EXERCISE BRIEF => Every line holding the word "联系电话" counts once. Give the total, nothing more.

Data listing =>
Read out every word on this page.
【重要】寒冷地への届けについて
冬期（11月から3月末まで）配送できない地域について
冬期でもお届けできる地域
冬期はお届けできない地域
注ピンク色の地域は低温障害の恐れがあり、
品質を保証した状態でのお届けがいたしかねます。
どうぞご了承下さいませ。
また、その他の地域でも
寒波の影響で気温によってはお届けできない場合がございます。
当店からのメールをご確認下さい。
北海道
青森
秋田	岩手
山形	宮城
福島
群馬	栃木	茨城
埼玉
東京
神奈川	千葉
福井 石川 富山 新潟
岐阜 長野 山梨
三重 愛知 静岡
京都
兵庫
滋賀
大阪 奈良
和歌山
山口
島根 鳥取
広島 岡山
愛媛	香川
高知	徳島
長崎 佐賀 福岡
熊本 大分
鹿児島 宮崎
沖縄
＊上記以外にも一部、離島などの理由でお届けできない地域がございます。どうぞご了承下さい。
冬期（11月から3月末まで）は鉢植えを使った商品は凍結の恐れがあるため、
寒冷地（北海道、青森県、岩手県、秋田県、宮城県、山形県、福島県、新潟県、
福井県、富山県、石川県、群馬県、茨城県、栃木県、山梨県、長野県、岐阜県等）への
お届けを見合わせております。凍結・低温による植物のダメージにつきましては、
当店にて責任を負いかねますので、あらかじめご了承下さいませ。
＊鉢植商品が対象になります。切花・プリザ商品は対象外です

==

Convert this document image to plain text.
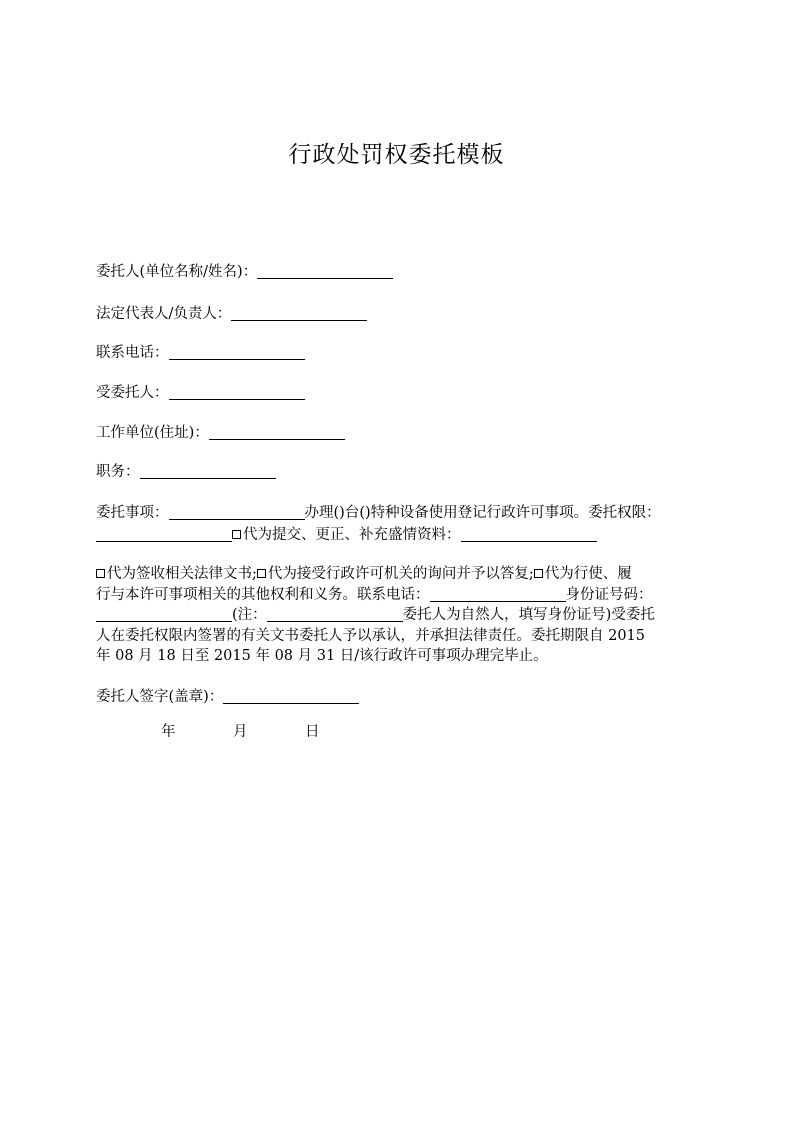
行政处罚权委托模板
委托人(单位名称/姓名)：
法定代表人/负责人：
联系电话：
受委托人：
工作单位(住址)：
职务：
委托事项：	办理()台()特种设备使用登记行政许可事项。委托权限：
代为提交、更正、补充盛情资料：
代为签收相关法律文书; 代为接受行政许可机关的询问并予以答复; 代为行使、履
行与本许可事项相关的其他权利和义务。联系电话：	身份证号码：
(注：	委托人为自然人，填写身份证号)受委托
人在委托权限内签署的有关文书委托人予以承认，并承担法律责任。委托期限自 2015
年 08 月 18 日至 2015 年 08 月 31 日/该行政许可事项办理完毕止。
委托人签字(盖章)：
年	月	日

WRITTEN SOLUTION => 2